# Exercise directions
Scan the material and copy every line in which "that" appears.

# Listed entries
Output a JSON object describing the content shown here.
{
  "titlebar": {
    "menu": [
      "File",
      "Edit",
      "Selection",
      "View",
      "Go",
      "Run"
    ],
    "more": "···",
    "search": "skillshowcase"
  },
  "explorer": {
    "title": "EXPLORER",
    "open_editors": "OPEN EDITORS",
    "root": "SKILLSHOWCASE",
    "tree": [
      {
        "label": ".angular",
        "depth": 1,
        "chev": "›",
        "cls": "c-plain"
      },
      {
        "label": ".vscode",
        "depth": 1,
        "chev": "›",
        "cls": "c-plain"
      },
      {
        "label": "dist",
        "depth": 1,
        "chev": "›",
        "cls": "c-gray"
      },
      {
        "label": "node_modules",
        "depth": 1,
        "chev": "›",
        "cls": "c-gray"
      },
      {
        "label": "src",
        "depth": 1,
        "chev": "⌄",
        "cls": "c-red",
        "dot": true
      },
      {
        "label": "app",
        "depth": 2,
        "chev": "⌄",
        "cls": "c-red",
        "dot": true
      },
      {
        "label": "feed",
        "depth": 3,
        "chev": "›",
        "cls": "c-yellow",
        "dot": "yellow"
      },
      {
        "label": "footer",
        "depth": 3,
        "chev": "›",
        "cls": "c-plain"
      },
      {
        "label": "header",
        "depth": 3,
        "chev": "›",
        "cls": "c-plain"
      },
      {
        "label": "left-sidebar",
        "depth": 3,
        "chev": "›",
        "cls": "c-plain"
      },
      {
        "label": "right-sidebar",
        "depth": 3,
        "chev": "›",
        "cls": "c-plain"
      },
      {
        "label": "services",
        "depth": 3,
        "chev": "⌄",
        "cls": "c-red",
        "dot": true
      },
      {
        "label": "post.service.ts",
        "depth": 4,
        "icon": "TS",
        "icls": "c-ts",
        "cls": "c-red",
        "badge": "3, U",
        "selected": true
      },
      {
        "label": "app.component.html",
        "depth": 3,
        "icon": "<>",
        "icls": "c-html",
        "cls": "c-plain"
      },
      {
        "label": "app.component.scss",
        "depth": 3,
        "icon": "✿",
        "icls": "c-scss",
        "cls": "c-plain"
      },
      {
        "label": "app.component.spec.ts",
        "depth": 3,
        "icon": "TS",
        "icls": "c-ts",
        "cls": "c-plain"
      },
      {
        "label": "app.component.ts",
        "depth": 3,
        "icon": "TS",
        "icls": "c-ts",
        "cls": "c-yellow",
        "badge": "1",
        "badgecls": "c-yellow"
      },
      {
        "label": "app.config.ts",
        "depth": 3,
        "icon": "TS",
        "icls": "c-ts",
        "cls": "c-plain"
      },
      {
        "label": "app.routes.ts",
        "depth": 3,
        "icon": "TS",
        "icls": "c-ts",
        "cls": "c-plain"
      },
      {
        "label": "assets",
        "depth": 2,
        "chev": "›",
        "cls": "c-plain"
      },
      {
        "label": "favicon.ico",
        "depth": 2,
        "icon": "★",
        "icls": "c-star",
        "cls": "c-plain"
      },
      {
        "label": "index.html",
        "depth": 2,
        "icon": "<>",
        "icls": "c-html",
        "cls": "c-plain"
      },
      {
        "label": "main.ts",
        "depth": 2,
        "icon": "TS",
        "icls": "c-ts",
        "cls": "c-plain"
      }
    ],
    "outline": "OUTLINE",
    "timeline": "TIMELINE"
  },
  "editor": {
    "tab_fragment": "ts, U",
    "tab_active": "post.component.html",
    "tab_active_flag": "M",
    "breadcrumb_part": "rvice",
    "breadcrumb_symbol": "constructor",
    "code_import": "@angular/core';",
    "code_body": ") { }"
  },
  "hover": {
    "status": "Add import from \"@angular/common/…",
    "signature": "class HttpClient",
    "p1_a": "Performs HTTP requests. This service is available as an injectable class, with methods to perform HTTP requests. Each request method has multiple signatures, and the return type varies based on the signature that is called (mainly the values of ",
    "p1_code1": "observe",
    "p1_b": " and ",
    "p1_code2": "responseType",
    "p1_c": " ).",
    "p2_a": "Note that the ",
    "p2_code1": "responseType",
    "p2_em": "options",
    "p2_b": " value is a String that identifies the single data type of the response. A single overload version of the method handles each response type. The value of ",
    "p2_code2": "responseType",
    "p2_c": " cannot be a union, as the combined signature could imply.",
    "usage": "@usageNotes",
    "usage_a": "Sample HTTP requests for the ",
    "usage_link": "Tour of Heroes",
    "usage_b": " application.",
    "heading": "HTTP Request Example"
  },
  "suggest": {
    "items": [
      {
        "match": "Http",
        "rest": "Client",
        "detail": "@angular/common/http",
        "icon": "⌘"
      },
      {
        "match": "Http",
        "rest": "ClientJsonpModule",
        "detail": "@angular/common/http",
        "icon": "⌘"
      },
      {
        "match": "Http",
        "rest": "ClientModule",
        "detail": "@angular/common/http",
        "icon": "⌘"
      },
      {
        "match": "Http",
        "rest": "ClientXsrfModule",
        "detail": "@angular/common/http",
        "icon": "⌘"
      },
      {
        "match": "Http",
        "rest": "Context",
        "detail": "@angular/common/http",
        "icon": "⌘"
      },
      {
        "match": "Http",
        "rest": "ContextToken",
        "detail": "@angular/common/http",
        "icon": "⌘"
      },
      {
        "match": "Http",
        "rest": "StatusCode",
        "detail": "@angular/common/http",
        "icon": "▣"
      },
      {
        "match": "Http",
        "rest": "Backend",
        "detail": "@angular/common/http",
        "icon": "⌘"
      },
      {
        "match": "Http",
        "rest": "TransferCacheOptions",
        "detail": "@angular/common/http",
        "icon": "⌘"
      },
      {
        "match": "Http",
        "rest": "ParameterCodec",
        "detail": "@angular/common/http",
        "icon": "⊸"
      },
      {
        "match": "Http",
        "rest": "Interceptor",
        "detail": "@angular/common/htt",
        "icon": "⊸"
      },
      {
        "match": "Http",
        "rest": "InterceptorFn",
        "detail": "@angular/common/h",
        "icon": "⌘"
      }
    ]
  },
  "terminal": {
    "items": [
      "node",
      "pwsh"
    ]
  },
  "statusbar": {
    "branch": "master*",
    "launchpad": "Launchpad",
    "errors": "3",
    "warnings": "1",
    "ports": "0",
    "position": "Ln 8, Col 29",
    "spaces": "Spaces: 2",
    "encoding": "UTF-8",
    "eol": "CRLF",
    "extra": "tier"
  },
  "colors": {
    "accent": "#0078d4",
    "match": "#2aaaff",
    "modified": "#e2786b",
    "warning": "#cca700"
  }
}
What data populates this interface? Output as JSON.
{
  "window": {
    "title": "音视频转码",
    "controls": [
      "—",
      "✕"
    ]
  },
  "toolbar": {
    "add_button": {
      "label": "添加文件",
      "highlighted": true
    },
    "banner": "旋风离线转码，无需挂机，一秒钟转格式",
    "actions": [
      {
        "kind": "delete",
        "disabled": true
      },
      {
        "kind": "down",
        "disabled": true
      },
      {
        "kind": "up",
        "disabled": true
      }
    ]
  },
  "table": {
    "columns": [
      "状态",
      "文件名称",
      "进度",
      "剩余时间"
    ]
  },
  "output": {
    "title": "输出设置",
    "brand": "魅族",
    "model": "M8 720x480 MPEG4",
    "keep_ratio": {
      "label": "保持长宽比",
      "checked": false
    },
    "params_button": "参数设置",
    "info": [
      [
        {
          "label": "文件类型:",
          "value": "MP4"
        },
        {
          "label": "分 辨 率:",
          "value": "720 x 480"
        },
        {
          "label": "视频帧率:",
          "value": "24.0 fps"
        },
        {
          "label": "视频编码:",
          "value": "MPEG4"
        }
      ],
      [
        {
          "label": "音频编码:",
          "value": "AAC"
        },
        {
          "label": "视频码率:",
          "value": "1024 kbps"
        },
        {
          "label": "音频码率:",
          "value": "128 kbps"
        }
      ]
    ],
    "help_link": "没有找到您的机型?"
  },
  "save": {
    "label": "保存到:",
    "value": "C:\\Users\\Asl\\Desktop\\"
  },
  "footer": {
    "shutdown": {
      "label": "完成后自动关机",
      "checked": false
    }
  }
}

# Exercise response
    "p1_a": "Performs HTTP requests. This service is available as an injectable class, with methods to perform HTTP requests. Each request method has multiple signatures, and the return type varies based on the signature that is called (mainly the values of ",
    "p2_a": "Note that the ",
    "p2_b": " value is a String that identifies the single data type of the response. A single overload version of the method handles each response type. The value of ",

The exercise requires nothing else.